> [What the task requires] Without including the pictures, copy out every line below.

> [Listed entries]
==*==
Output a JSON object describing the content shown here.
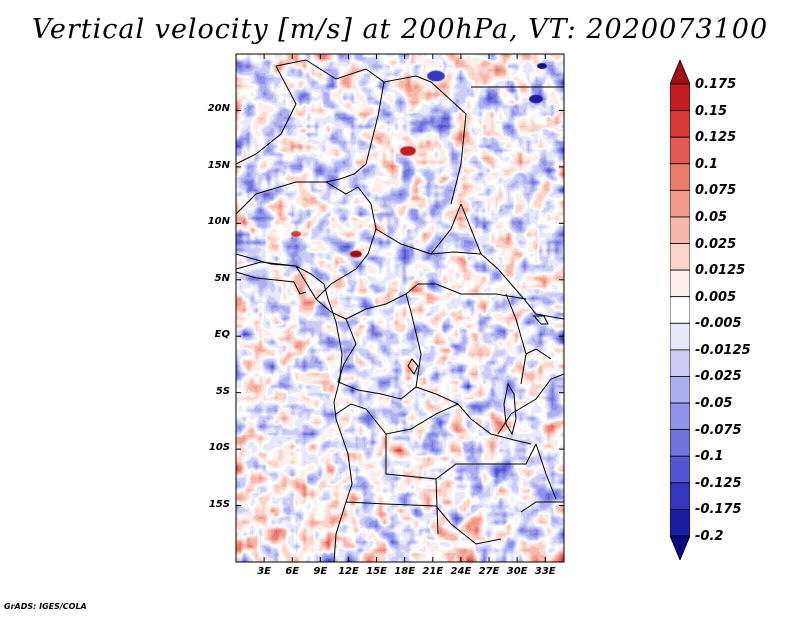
{
  "title": "Vertical velocity [m/s] at 200hPa, VT: 2020073100",
  "footer": "GrADS: IGES/COLA",
  "map": {
    "lon_range": [
      0,
      35
    ],
    "lat_range": [
      -20,
      25
    ],
    "lat_labels": [
      {
        "lat": 20,
        "label": "20N"
      },
      {
        "lat": 15,
        "label": "15N"
      },
      {
        "lat": 10,
        "label": "10N"
      },
      {
        "lat": 5,
        "label": "5N"
      },
      {
        "lat": 0,
        "label": "EQ"
      },
      {
        "lat": -5,
        "label": "5S"
      },
      {
        "lat": -10,
        "label": "10S"
      },
      {
        "lat": -15,
        "label": "15S"
      }
    ],
    "lon_labels": [
      {
        "lon": 3,
        "label": "3E"
      },
      {
        "lon": 6,
        "label": "6E"
      },
      {
        "lon": 9,
        "label": "9E"
      },
      {
        "lon": 12,
        "label": "12E"
      },
      {
        "lon": 15,
        "label": "15E"
      },
      {
        "lon": 18,
        "label": "18E"
      },
      {
        "lon": 21,
        "label": "21E"
      },
      {
        "lon": 24,
        "label": "24E"
      },
      {
        "lon": 27,
        "label": "27E"
      },
      {
        "lon": 30,
        "label": "30E"
      },
      {
        "lon": 33,
        "label": "33E"
      }
    ]
  },
  "colorbar": {
    "labels": [
      "0.175",
      "0.15",
      "0.125",
      "0.1",
      "0.075",
      "0.05",
      "0.025",
      "0.0125",
      "0.005",
      "-0.005",
      "-0.0125",
      "-0.025",
      "-0.05",
      "-0.075",
      "-0.1",
      "-0.125",
      "-0.175",
      "-0.2"
    ],
    "colors": [
      "#a10f14",
      "#c01e22",
      "#d53a36",
      "#e05a51",
      "#ea7c6e",
      "#f29b8d",
      "#f6b8ab",
      "#fad5cc",
      "#fdeeea",
      "#ffffff",
      "#e7e8fb",
      "#cbcdf6",
      "#adb0f0",
      "#8f92e8",
      "#7174de",
      "#5356d2",
      "#3437bd",
      "#1b1ea3",
      "#08097e"
    ]
  }
}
==*==
> [Correct answer]
Output a JSON object describing the content shown here.
{
  "title": "Vertical velocity [m/s] at 200hPa, VT: 2020073100",
  "footer": "GrADS: IGES/COLA",
  "map": {
    "lon_range": [
      0,
      35
    ],
    "lat_range": [
      -20,
      25
    ],
    "lat_labels": [
      {
        "lat": 20,
        "label": "20N"
      },
      {
        "lat": 15,
        "label": "15N"
      },
      {
        "lat": 10,
        "label": "10N"
      },
      {
        "lat": 5,
        "label": "5N"
      },
      {
        "lat": 0,
        "label": "EQ"
      },
      {
        "lat": -5,
        "label": "5S"
      },
      {
        "lat": -10,
        "label": "10S"
      },
      {
        "lat": -15,
        "label": "15S"
      }
    ],
    "lon_labels": [
      {
        "lon": 3,
        "label": "3E"
      },
      {
        "lon": 6,
        "label": "6E"
      },
      {
        "lon": 9,
        "label": "9E"
      },
      {
        "lon": 12,
        "label": "12E"
      },
      {
        "lon": 15,
        "label": "15E"
      },
      {
        "lon": 18,
        "label": "18E"
      },
      {
        "lon": 21,
        "label": "21E"
      },
      {
        "lon": 24,
        "label": "24E"
      },
      {
        "lon": 27,
        "label": "27E"
      },
      {
        "lon": 30,
        "label": "30E"
      },
      {
        "lon": 33,
        "label": "33E"
      }
    ]
  },
  "colorbar": {
    "labels": [
      "0.175",
      "0.15",
      "0.125",
      "0.1",
      "0.075",
      "0.05",
      "0.025",
      "0.0125",
      "0.005",
      "-0.005",
      "-0.0125",
      "-0.025",
      "-0.05",
      "-0.075",
      "-0.1",
      "-0.125",
      "-0.175",
      "-0.2"
    ],
    "colors": [
      "#a10f14",
      "#c01e22",
      "#d53a36",
      "#e05a51",
      "#ea7c6e",
      "#f29b8d",
      "#f6b8ab",
      "#fad5cc",
      "#fdeeea",
      "#ffffff",
      "#e7e8fb",
      "#cbcdf6",
      "#adb0f0",
      "#8f92e8",
      "#7174de",
      "#5356d2",
      "#3437bd",
      "#1b1ea3",
      "#08097e"
    ]
  }
}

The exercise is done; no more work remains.